Write out the entire listing below exactly, with the pictures left out.

## start RAW DATA

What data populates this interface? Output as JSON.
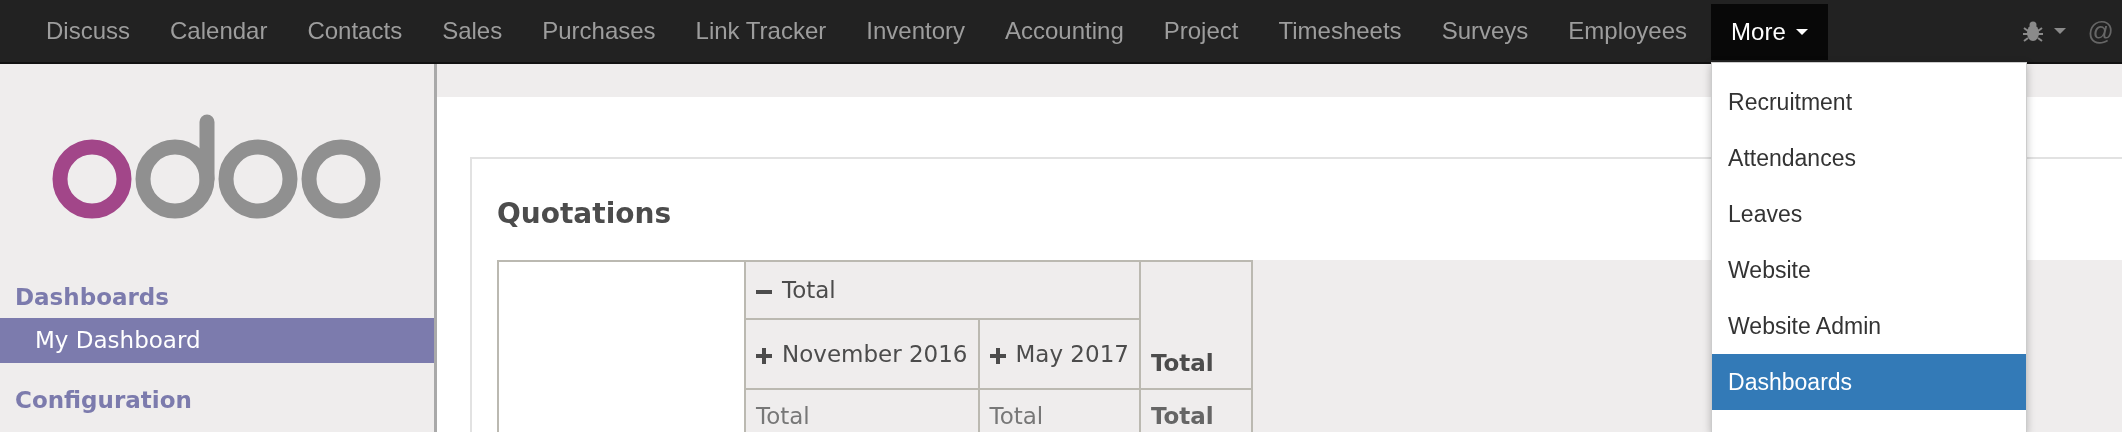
{
  "navbar": {
    "menu_items": [
      {
        "label": "Discuss"
      },
      {
        "label": "Calendar"
      },
      {
        "label": "Contacts"
      },
      {
        "label": "Sales"
      },
      {
        "label": "Purchases"
      },
      {
        "label": "Link Tracker"
      },
      {
        "label": "Inventory"
      },
      {
        "label": "Accounting"
      },
      {
        "label": "Project"
      },
      {
        "label": "Timesheets"
      },
      {
        "label": "Surveys"
      },
      {
        "label": "Employees"
      }
    ],
    "more": {
      "label": "More",
      "expanded": true,
      "items": [
        {
          "label": "Recruitment",
          "selected": false
        },
        {
          "label": "Attendances",
          "selected": false
        },
        {
          "label": "Leaves",
          "selected": false
        },
        {
          "label": "Website",
          "selected": false
        },
        {
          "label": "Website Admin",
          "selected": false
        },
        {
          "label": "Dashboards",
          "selected": true
        }
      ]
    },
    "user": "@"
  },
  "sidebar": {
    "sections": [
      {
        "title": "Dashboards",
        "items": [
          {
            "label": "My Dashboard",
            "selected": true
          }
        ]
      },
      {
        "title": "Configuration"
      }
    ]
  },
  "content": {
    "title": "Quotations",
    "pivot": {
      "column_header": {
        "label": "Total",
        "expanded": true,
        "children": [
          {
            "label": "November 2016",
            "expanded": false
          },
          {
            "label": "May 2017",
            "expanded": false
          }
        ]
      },
      "total_header": "Total",
      "rows": [
        {
          "cells": [
            "Total",
            "Total"
          ],
          "total": "Total"
        }
      ]
    }
  }
}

## end RAW DATA

## RIGHT ANSWER:
What data populates this interface? Output as JSON.
{
  "navbar": {
    "menu_items": [
      {
        "label": "Discuss"
      },
      {
        "label": "Calendar"
      },
      {
        "label": "Contacts"
      },
      {
        "label": "Sales"
      },
      {
        "label": "Purchases"
      },
      {
        "label": "Link Tracker"
      },
      {
        "label": "Inventory"
      },
      {
        "label": "Accounting"
      },
      {
        "label": "Project"
      },
      {
        "label": "Timesheets"
      },
      {
        "label": "Surveys"
      },
      {
        "label": "Employees"
      }
    ],
    "more": {
      "label": "More",
      "expanded": true,
      "items": [
        {
          "label": "Recruitment",
          "selected": false
        },
        {
          "label": "Attendances",
          "selected": false
        },
        {
          "label": "Leaves",
          "selected": false
        },
        {
          "label": "Website",
          "selected": false
        },
        {
          "label": "Website Admin",
          "selected": false
        },
        {
          "label": "Dashboards",
          "selected": true
        }
      ]
    },
    "user": "@"
  },
  "sidebar": {
    "sections": [
      {
        "title": "Dashboards",
        "items": [
          {
            "label": "My Dashboard",
            "selected": true
          }
        ]
      },
      {
        "title": "Configuration"
      }
    ]
  },
  "content": {
    "title": "Quotations",
    "pivot": {
      "column_header": {
        "label": "Total",
        "expanded": true,
        "children": [
          {
            "label": "November 2016",
            "expanded": false
          },
          {
            "label": "May 2017",
            "expanded": false
          }
        ]
      },
      "total_header": "Total",
      "rows": [
        {
          "cells": [
            "Total",
            "Total"
          ],
          "total": "Total"
        }
      ]
    }
  }
}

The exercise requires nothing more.